Print the entries below in their entirety, exactly as they are written.

• • •

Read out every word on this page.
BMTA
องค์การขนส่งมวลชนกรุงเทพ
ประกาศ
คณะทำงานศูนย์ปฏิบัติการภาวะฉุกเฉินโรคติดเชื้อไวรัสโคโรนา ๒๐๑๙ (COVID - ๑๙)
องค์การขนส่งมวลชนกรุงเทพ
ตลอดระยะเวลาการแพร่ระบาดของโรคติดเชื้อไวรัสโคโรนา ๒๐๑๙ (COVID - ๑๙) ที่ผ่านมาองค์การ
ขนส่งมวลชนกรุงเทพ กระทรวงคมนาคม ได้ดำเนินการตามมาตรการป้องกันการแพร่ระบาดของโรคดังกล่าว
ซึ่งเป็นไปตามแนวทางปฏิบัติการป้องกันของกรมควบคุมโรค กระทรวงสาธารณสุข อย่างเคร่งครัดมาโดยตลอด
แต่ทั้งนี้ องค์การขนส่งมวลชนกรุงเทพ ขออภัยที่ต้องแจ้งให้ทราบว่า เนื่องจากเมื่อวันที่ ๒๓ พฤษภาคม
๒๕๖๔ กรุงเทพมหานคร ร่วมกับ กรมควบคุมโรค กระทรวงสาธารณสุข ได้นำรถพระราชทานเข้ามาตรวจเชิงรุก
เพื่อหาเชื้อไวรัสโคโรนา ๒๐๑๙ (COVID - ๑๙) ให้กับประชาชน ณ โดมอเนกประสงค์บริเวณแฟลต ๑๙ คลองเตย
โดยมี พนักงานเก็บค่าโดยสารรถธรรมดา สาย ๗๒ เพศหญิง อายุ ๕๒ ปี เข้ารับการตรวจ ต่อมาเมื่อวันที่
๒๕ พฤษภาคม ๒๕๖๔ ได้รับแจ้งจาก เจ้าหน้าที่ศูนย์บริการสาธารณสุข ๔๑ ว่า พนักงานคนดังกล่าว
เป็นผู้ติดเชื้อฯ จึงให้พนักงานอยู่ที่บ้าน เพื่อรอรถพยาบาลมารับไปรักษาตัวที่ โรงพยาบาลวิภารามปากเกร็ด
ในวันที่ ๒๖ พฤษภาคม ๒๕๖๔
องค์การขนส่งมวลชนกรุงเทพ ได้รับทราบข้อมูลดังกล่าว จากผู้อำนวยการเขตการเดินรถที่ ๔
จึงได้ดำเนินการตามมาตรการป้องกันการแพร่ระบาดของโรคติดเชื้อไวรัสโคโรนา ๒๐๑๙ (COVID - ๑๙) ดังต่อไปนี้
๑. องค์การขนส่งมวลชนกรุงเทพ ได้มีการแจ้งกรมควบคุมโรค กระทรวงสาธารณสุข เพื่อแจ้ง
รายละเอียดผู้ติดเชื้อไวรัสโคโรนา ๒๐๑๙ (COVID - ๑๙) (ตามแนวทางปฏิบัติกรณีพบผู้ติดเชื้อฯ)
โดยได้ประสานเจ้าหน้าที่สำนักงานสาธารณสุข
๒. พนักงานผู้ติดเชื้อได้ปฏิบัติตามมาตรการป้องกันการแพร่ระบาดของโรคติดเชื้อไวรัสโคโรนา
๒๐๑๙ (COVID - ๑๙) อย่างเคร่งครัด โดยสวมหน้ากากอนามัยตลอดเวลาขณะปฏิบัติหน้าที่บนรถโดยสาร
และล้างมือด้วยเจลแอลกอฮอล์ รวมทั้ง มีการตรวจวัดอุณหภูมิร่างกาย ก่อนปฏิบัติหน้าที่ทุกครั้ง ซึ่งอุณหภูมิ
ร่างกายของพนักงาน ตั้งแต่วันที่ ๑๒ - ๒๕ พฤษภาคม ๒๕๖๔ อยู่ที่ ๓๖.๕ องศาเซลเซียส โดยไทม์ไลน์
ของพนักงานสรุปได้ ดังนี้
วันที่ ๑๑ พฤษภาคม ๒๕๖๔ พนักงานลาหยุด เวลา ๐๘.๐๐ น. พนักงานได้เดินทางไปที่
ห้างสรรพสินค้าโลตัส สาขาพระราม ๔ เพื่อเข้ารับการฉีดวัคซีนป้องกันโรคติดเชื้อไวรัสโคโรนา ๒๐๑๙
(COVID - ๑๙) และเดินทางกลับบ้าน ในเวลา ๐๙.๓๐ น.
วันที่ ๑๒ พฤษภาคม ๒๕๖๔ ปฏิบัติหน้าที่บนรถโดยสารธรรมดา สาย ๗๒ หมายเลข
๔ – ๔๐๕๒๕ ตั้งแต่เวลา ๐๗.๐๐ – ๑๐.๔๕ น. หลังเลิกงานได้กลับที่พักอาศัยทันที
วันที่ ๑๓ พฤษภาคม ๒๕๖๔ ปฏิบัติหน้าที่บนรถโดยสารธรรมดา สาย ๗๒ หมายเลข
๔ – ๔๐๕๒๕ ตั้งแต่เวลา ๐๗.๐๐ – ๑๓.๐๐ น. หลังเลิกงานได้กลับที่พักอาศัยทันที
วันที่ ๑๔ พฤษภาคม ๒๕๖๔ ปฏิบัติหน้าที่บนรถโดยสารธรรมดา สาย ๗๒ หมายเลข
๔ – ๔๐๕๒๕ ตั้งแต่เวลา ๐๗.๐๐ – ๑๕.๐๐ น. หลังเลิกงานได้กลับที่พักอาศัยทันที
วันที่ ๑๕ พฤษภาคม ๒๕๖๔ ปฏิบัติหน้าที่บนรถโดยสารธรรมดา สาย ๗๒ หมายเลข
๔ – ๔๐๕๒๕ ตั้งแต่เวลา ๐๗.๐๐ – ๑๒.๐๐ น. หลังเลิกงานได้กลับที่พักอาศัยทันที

• • •

_THE ANSWER_.
Read out every word on this page.
BMTA
องค์การขนส่งมวลชนกรุงเทพ
ประกาศ
คณะทำงานศูนย์ปฏิบัติการภาวะฉุกเฉินโรคติดเชื้อไวรัสโคโรนา ๒๐๑๙ (COVID - ๑๙)
องค์การขนส่งมวลชนกรุงเทพ
ตลอดระยะเวลาการแพร่ระบาดของโรคติดเชื้อไวรัสโคโรนา ๒๐๑๙ (COVID - ๑๙) ที่ผ่านมาองค์การ
ขนส่งมวลชนกรุงเทพ กระทรวงคมนาคม ได้ดำเนินการตามมาตรการป้องกันการแพร่ระบาดของโรคดังกล่าว
ซึ่งเป็นไปตามแนวทางปฏิบัติการป้องกันของกรมควบคุมโรค กระทรวงสาธารณสุข อย่างเคร่งครัดมาโดยตลอด
แต่ทั้งนี้ องค์การขนส่งมวลชนกรุงเทพ ขออภัยที่ต้องแจ้งให้ทราบว่า เนื่องจากเมื่อวันที่ ๒๓ พฤษภาคม
๒๕๖๔ กรุงเทพมหานคร ร่วมกับ กรมควบคุมโรค กระทรวงสาธารณสุข ได้นำรถพระราชทานเข้ามาตรวจเชิงรุก
เพื่อหาเชื้อไวรัสโคโรนา ๒๐๑๙ (COVID - ๑๙) ให้กับประชาชน ณ โดมอเนกประสงค์บริเวณแฟลต ๑๙ คลองเตย
โดยมี พนักงานเก็บค่าโดยสารรถธรรมดา สาย ๗๒ เพศหญิง อายุ ๕๒ ปี เข้ารับการตรวจ ต่อมาเมื่อวันที่
๒๕ พฤษภาคม ๒๕๖๔ ได้รับแจ้งจาก เจ้าหน้าที่ศูนย์บริการสาธารณสุข ๔๑ ว่า พนักงานคนดังกล่าว
เป็นผู้ติดเชื้อฯ จึงให้พนักงานอยู่ที่บ้าน เพื่อรอรถพยาบาลมารับไปรักษาตัวที่ โรงพยาบาลวิภารามปากเกร็ด
ในวันที่ ๒๖ พฤษภาคม ๒๕๖๔
องค์การขนส่งมวลชนกรุงเทพ ได้รับทราบข้อมูลดังกล่าว จากผู้อำนวยการเขตการเดินรถที่ ๔
จึงได้ดำเนินการตามมาตรการป้องกันการแพร่ระบาดของโรคติดเชื้อไวรัสโคโรนา ๒๐๑๙ (COVID - ๑๙) ดังต่อไปนี้
๑. องค์การขนส่งมวลชนกรุงเทพ ได้มีการแจ้งกรมควบคุมโรค กระทรวงสาธารณสุข เพื่อแจ้ง
รายละเอียดผู้ติดเชื้อไวรัสโคโรนา ๒๐๑๙ (COVID - ๑๙) (ตามแนวทางปฏิบัติกรณีพบผู้ติดเชื้อฯ)
โดยได้ประสานเจ้าหน้าที่สำนักงานสาธารณสุข
๒. พนักงานผู้ติดเชื้อได้ปฏิบัติตามมาตรการป้องกันการแพร่ระบาดของโรคติดเชื้อไวรัสโคโรนา
๒๐๑๙ (COVID - ๑๙) อย่างเคร่งครัด โดยสวมหน้ากากอนามัยตลอดเวลาขณะปฏิบัติหน้าที่บนรถโดยสาร
และล้างมือด้วยเจลแอลกอฮอล์ รวมทั้ง มีการตรวจวัดอุณหภูมิร่างกาย ก่อนปฏิบัติหน้าที่ทุกครั้ง ซึ่งอุณหภูมิ
ร่างกายของพนักงาน ตั้งแต่วันที่ ๑๒ - ๒๕ พฤษภาคม ๒๕๖๔ อยู่ที่ ๓๖.๕ องศาเซลเซียส โดยไทม์ไลน์
ของพนักงานสรุปได้ ดังนี้
วันที่ ๑๑ พฤษภาคม ๒๕๖๔ พนักงานลาหยุด เวลา ๐๘.๐๐ น. พนักงานได้เดินทางไปที่
ห้างสรรพสินค้าโลตัส สาขาพระราม ๔ เพื่อเข้ารับการฉีดวัคซีนป้องกันโรคติดเชื้อไวรัสโคโรนา ๒๐๑๙
(COVID - ๑๙) และเดินทางกลับบ้าน ในเวลา ๐๙.๓๐ น.
วันที่ ๑๒ พฤษภาคม ๒๕๖๔ ปฏิบัติหน้าที่บนรถโดยสารธรรมดา สาย ๗๒ หมายเลข
๔ – ๔๐๕๒๕ ตั้งแต่เวลา ๐๗.๐๐ – ๑๐.๔๕ น. หลังเลิกงานได้กลับที่พักอาศัยทันที
วันที่ ๑๓ พฤษภาคม ๒๕๖๔ ปฏิบัติหน้าที่บนรถโดยสารธรรมดา สาย ๗๒ หมายเลข
๔ – ๔๐๕๒๕ ตั้งแต่เวลา ๐๗.๐๐ – ๑๓.๐๐ น. หลังเลิกงานได้กลับที่พักอาศัยทันที
วันที่ ๑๔ พฤษภาคม ๒๕๖๔ ปฏิบัติหน้าที่บนรถโดยสารธรรมดา สาย ๗๒ หมายเลข
๔ – ๔๐๕๒๕ ตั้งแต่เวลา ๐๗.๐๐ – ๑๕.๐๐ น. หลังเลิกงานได้กลับที่พักอาศัยทันที
วันที่ ๑๕ พฤษภาคม ๒๕๖๔ ปฏิบัติหน้าที่บนรถโดยสารธรรมดา สาย ๗๒ หมายเลข
๔ – ๔๐๕๒๕ ตั้งแต่เวลา ๐๗.๐๐ – ๑๒.๐๐ น. หลังเลิกงานได้กลับที่พักอาศัยทันที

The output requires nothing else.